— BEGIN —

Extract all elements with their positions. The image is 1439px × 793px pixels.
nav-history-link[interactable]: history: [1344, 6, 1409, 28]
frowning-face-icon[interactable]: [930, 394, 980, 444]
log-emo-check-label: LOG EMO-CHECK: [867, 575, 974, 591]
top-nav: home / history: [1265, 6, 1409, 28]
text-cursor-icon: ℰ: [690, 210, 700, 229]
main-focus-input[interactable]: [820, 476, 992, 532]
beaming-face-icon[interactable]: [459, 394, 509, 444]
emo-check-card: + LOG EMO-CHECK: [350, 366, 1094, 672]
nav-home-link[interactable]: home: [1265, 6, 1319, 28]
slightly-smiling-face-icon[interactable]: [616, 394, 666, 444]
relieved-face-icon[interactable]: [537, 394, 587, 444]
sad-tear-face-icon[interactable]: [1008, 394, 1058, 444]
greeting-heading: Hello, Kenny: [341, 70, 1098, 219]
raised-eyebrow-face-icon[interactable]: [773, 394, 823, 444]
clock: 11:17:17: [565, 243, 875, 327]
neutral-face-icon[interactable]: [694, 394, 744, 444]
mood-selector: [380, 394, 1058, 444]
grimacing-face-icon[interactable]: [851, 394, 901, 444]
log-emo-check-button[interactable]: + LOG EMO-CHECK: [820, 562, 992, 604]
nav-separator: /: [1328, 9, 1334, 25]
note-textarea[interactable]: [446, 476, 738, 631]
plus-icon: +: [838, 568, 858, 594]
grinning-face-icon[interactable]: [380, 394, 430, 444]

— END —
— BEGIN —

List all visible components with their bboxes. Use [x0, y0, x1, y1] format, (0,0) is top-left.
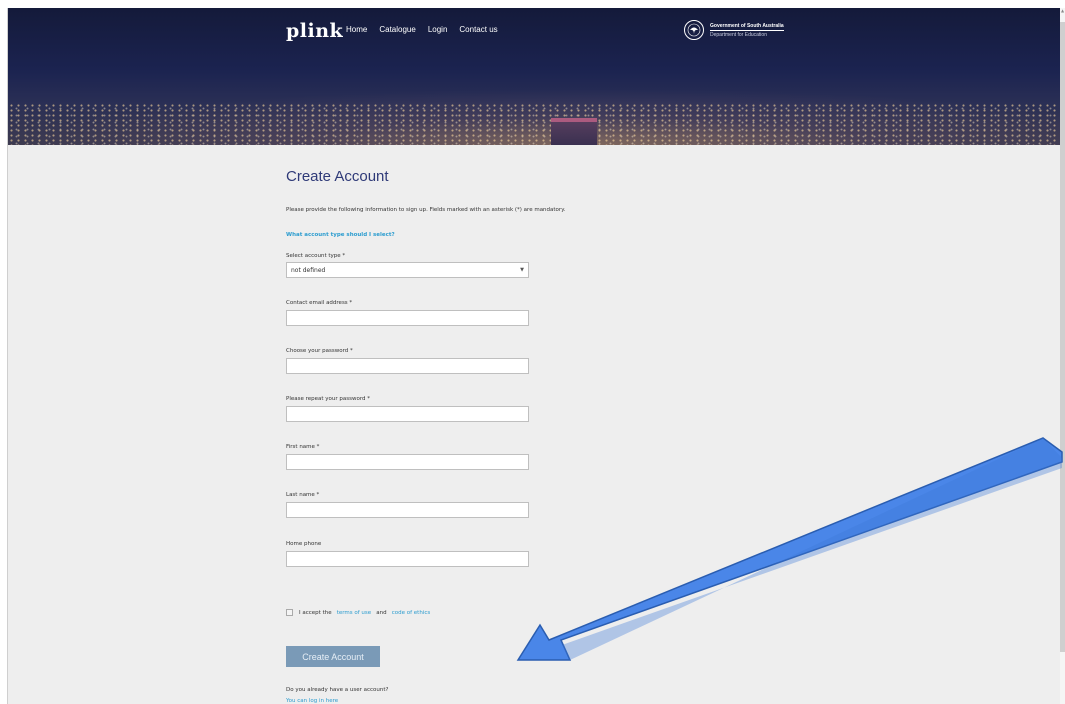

— END —

Given problem |
Lay out everything in the items above, from the line containing "Extract all elements" down to the line containing "log-emo-check-label: LOG EMO-CHECK: [867, 575, 974, 591]", both included, as a Markdown table with the columns Row and Line. Number each row and skip any blank lines.

Completed task |
| Row | Line |
|---|---|
| 1 | Extract all elements with their positions. The image is 1439px × 793px pixels. |
| 2 | nav-history-link[interactable]: history: [1344, 6, 1409, 28] |
| 3 | frowning-face-icon[interactable]: [930, 394, 980, 444] |
| 4 | log-emo-check-label: LOG EMO-CHECK: [867, 575, 974, 591] |